Problem statement: Find all lines in the listing that include the word "什么是终端", then copy them.

──────── Recorded information

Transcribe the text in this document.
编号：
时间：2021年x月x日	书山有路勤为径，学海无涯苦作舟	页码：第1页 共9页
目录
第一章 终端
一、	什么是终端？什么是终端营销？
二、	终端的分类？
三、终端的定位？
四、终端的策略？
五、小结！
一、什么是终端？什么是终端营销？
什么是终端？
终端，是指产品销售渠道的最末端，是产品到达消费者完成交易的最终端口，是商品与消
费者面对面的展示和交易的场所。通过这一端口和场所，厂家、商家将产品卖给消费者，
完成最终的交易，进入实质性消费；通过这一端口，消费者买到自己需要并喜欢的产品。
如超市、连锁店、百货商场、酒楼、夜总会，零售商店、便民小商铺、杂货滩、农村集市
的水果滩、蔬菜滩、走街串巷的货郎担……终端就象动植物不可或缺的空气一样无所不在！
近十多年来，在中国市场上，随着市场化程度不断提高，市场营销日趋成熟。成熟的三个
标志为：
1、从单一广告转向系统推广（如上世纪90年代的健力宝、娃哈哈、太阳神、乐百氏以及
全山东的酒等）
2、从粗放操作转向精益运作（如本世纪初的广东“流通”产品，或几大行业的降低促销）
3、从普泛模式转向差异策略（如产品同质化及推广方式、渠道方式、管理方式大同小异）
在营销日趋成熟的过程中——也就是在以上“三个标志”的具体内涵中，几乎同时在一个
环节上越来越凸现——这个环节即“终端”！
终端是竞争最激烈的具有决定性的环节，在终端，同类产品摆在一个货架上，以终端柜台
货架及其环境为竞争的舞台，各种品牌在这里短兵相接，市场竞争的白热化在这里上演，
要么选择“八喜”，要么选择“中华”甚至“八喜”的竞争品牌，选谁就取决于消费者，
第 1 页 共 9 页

────────────────

Task response:
一、	什么是终端？什么是终端营销？
一、什么是终端？什么是终端营销？
什么是终端？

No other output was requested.